**Dataset**
----

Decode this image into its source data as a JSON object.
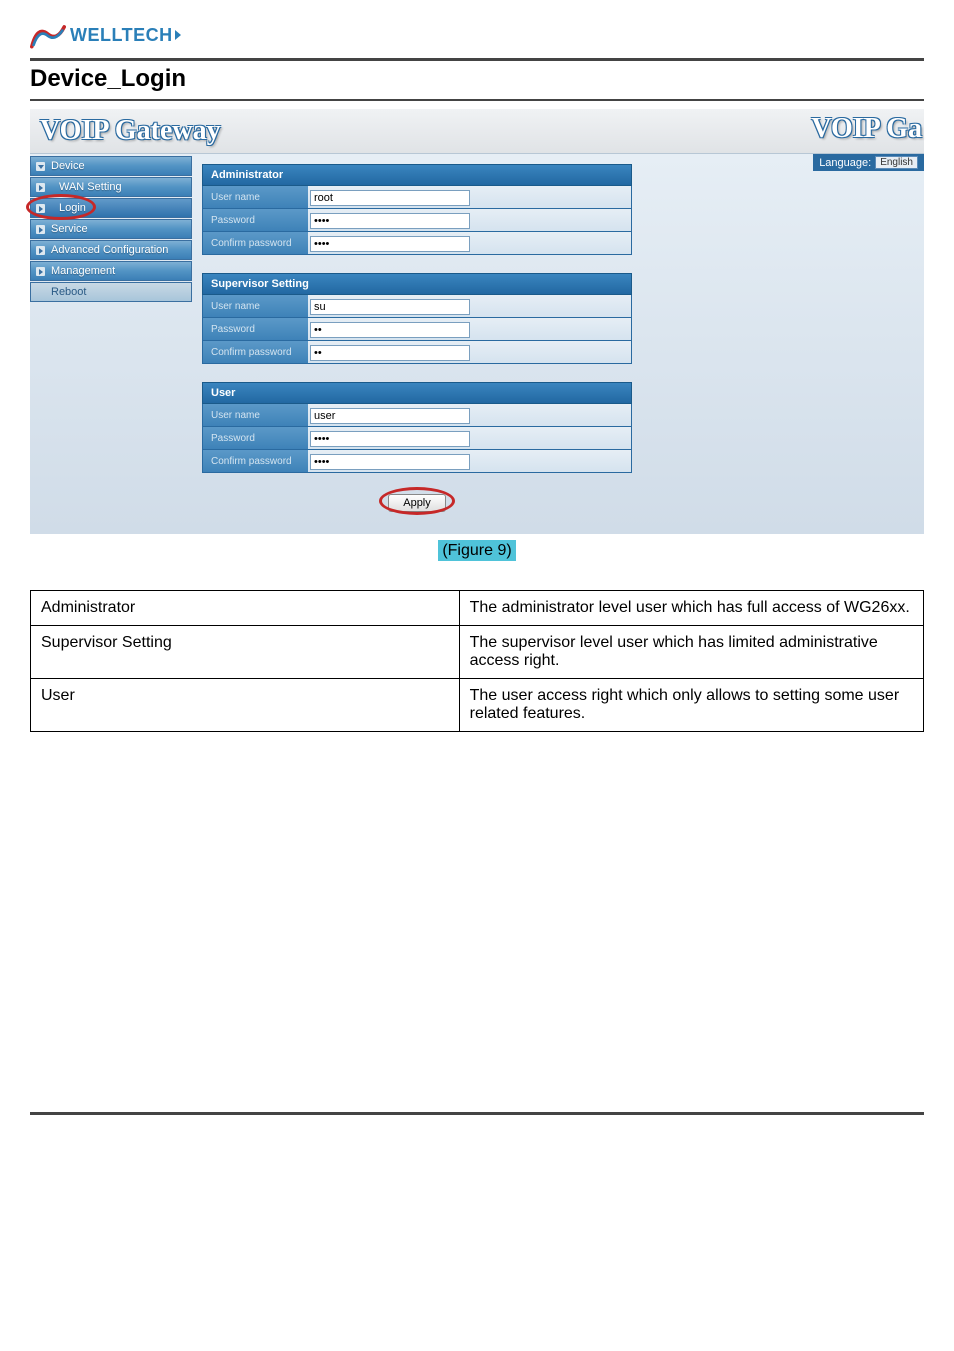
{
  "logo_text": "WELLTECH",
  "page_title": "Device_Login",
  "app_title": "VOIP Gateway",
  "app_title_right": "VOIP Ga",
  "language_label": "Language:",
  "language_value": "English",
  "nav": {
    "device": "Device",
    "wan_setting": "WAN Setting",
    "login": "Login",
    "service": "Service",
    "advanced_conf": "Advanced Configuration",
    "management": "Management",
    "reboot": "Reboot"
  },
  "sections": {
    "admin": {
      "title": "Administrator",
      "user_label": "User name",
      "user_value": "root",
      "password_label": "Password",
      "password_value": "••••",
      "confirm_label": "Confirm password",
      "confirm_value": "••••"
    },
    "supervisor": {
      "title": "Supervisor Setting",
      "user_label": "User name",
      "user_value": "su",
      "password_label": "Password",
      "password_value": "••",
      "confirm_label": "Confirm password",
      "confirm_value": "••"
    },
    "user": {
      "title": "User",
      "user_label": "User name",
      "user_value": "user",
      "password_label": "Password",
      "password_value": "••••",
      "confirm_label": "Confirm password",
      "confirm_value": "••••"
    }
  },
  "apply_label": "Apply",
  "figure_label": "(Figure 9)",
  "descriptions": [
    {
      "term": "Administrator",
      "desc": "The administrator level user which has full access of WG26xx."
    },
    {
      "term": "Supervisor Setting",
      "desc": "The supervisor level user which has limited administrative access right."
    },
    {
      "term": "User",
      "desc": "The user access right which only allows to setting some user related features."
    }
  ]
}
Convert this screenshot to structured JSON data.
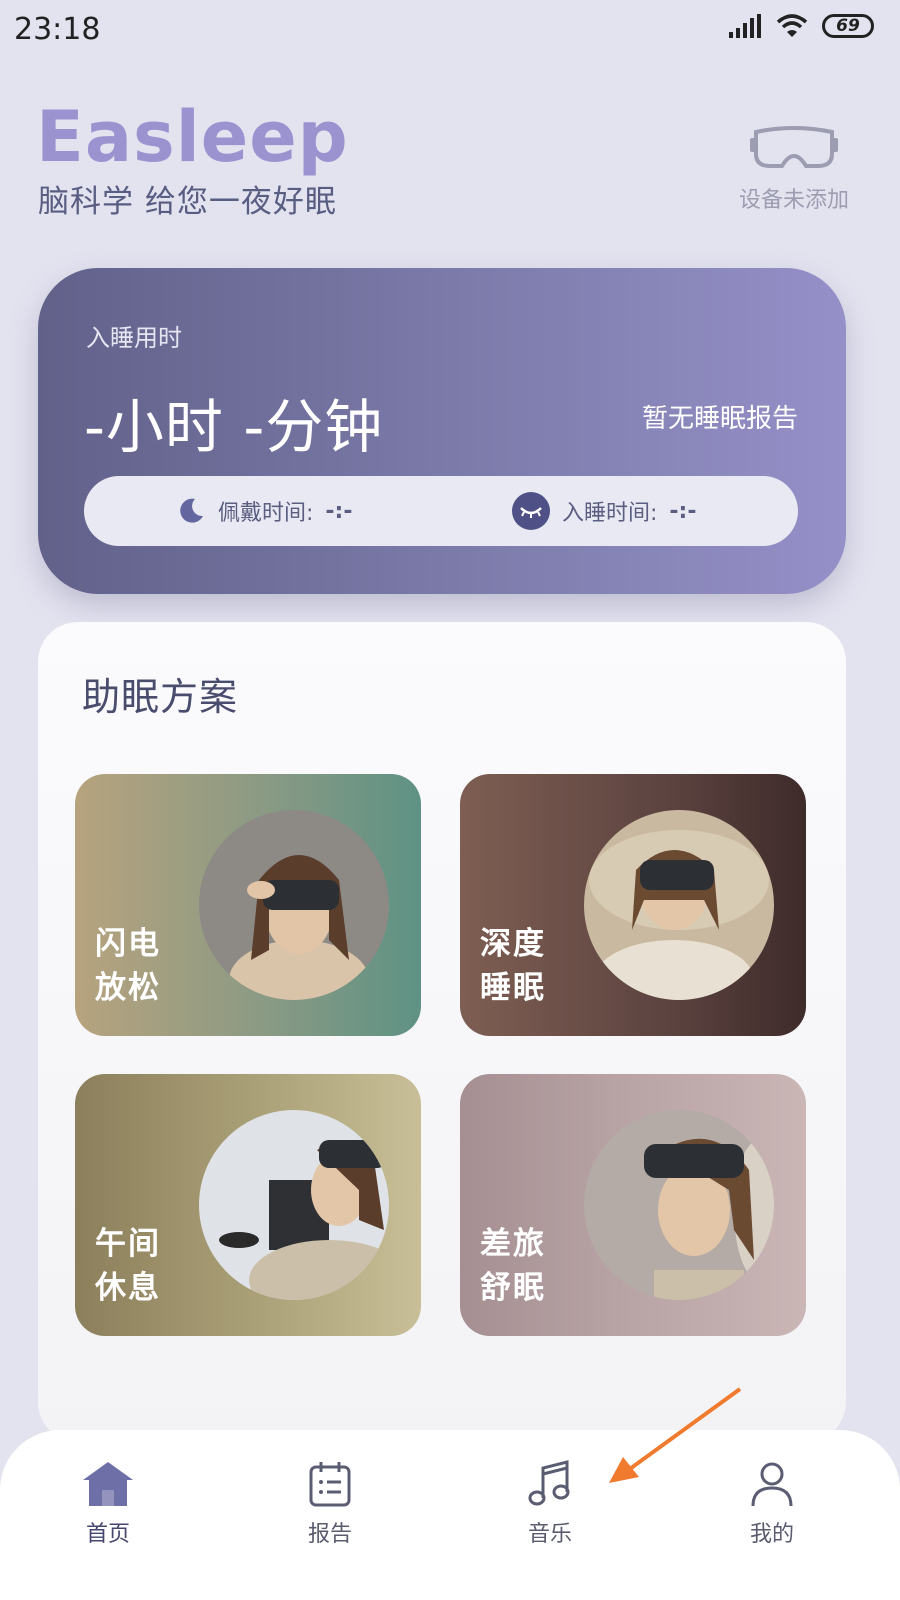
{
  "status_bar": {
    "time": "23:18",
    "battery": "69"
  },
  "brand": {
    "logo": "Easleep",
    "slogan": "脑科学 给您一夜好眠"
  },
  "device": {
    "label": "设备未添加"
  },
  "sleep_card": {
    "label": "入睡用时",
    "value": "-小时 -分钟",
    "no_report": "暂无睡眠报告",
    "wear_time": {
      "label": "佩戴时间:",
      "value": "-:-"
    },
    "fall_asleep_time": {
      "label": "入睡时间:",
      "value": "-:-"
    }
  },
  "plans": {
    "title": "助眠方案",
    "items": [
      {
        "line1": "闪电",
        "line2": "放松",
        "bg": "linear-gradient(90deg,#b7a37e 0%,#8a9a84 55%,#5e9284 100%)"
      },
      {
        "line1": "深度",
        "line2": "睡眠",
        "bg": "linear-gradient(90deg,#7e5e52 0%,#5c4340 60%,#3e2b2a 100%)"
      },
      {
        "line1": "午间",
        "line2": "休息",
        "bg": "linear-gradient(90deg,#8c7f5c 0%,#a99f76 50%,#c8bf98 100%)"
      },
      {
        "line1": "差旅",
        "line2": "舒眠",
        "bg": "linear-gradient(90deg,#a58f92 0%,#b9a4a6 50%,#cbb6b6 100%)"
      }
    ]
  },
  "nav": {
    "items": [
      {
        "label": "首页",
        "icon": "home-icon",
        "active": true
      },
      {
        "label": "报告",
        "icon": "calendar-icon",
        "active": false
      },
      {
        "label": "音乐",
        "icon": "music-icon",
        "active": false
      },
      {
        "label": "我的",
        "icon": "user-icon",
        "active": false
      }
    ]
  },
  "colors": {
    "accent": "#6f6fa8",
    "background": "#e3e3f0",
    "arrow": "#f07a2e"
  }
}
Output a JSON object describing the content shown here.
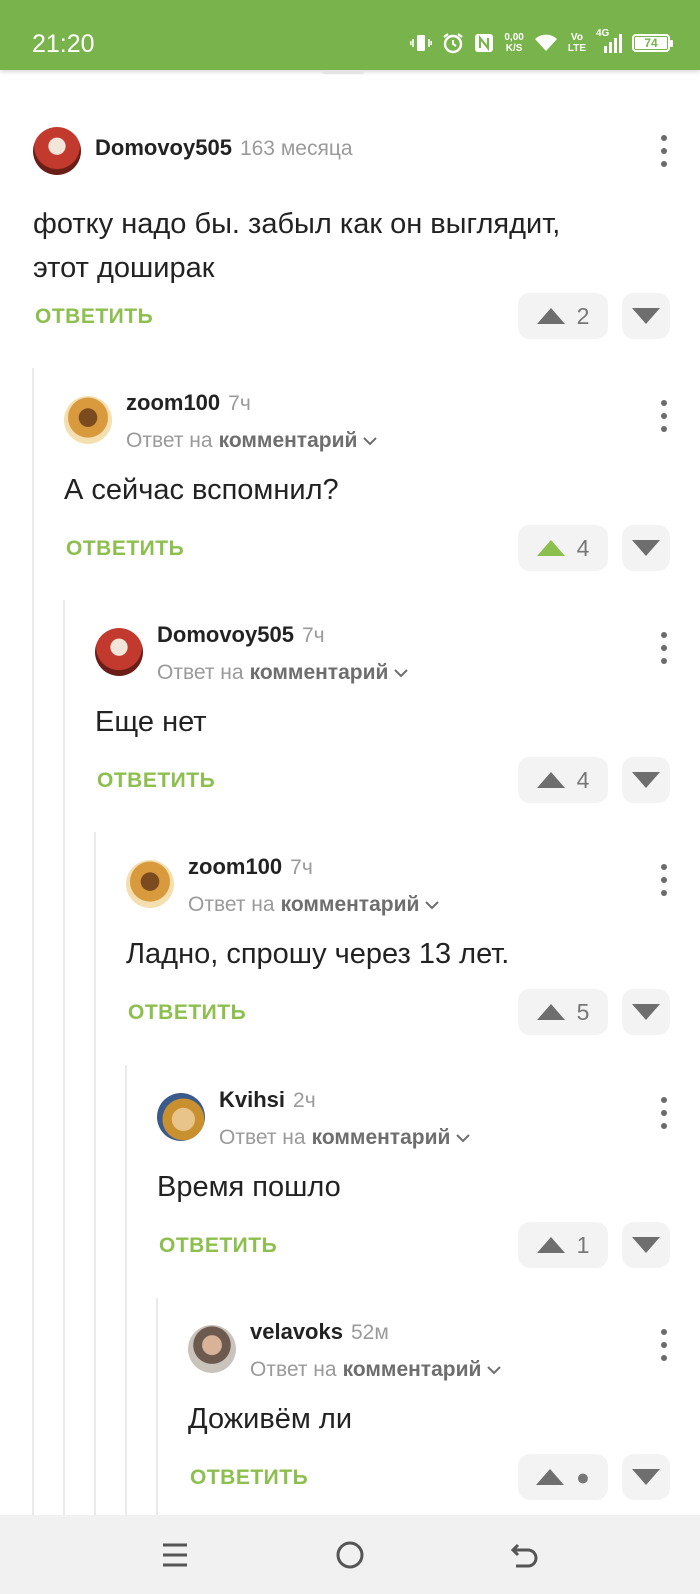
{
  "status_bar": {
    "time": "21:20",
    "speed_value": "0,00",
    "speed_unit": "K/S",
    "volte_top": "Vo",
    "volte_bottom": "LTE",
    "network": "4G",
    "battery": "74",
    "icons": [
      "vibrate-icon",
      "alarm-icon",
      "nfc-icon",
      "wifi-icon",
      "signal-icon",
      "battery-icon"
    ]
  },
  "colors": {
    "accent_green": "#78b34b",
    "reply_green": "#8dbf4f",
    "upvote_active": "#8dbf4f",
    "muted": "#9a9a9a"
  },
  "comments": [
    {
      "author": "Domovoy505",
      "time": "163 месяца",
      "text_line1": "фотку надо бы. забыл как он выглядит,",
      "text_line2": "этот доширак",
      "reply_label": "ОТВЕТИТЬ",
      "votes": "2"
    },
    {
      "author": "zoom100",
      "time": "7ч",
      "reply_prefix": "Ответ на",
      "reply_target": "комментарий",
      "text": "А сейчас вспомнил?",
      "reply_label": "ОТВЕТИТЬ",
      "votes": "4",
      "upvoted": true
    },
    {
      "author": "Domovoy505",
      "time": "7ч",
      "reply_prefix": "Ответ на",
      "reply_target": "комментарий",
      "text": "Еще нет",
      "reply_label": "ОТВЕТИТЬ",
      "votes": "4"
    },
    {
      "author": "zoom100",
      "time": "7ч",
      "reply_prefix": "Ответ на",
      "reply_target": "комментарий",
      "text": "Ладно, спрошу через 13 лет.",
      "reply_label": "ОТВЕТИТЬ",
      "votes": "5"
    },
    {
      "author": "Kvihsi",
      "time": "2ч",
      "reply_prefix": "Ответ на",
      "reply_target": "комментарий",
      "text": "Время пошло",
      "reply_label": "ОТВЕТИТЬ",
      "votes": "1"
    },
    {
      "author": "velavoks",
      "time": "52м",
      "reply_prefix": "Ответ на",
      "reply_target": "комментарий",
      "text": "Доживём ли",
      "reply_label": "ОТВЕТИТЬ",
      "votes": "●"
    }
  ]
}
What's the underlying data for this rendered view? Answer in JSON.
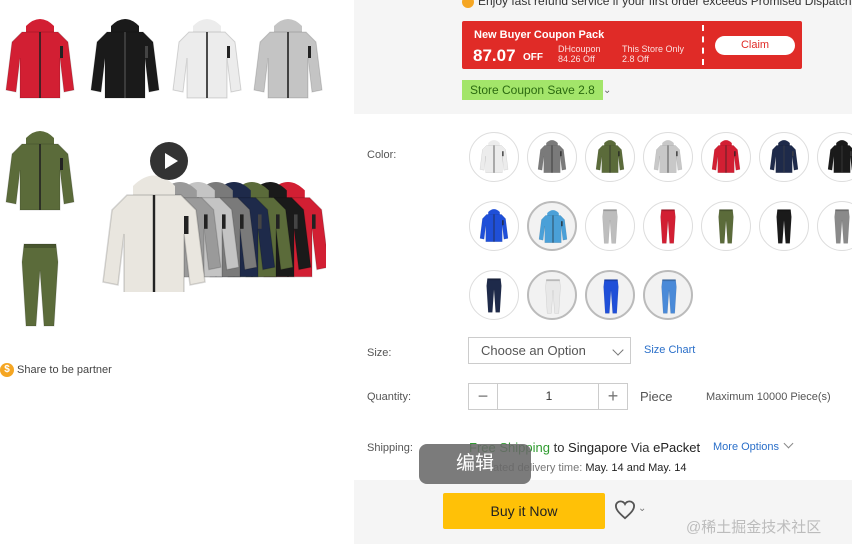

----

**Problem**
Work through the records line by line and tally those with the word "VOIP". Report only the total.

**Answer for the task**
2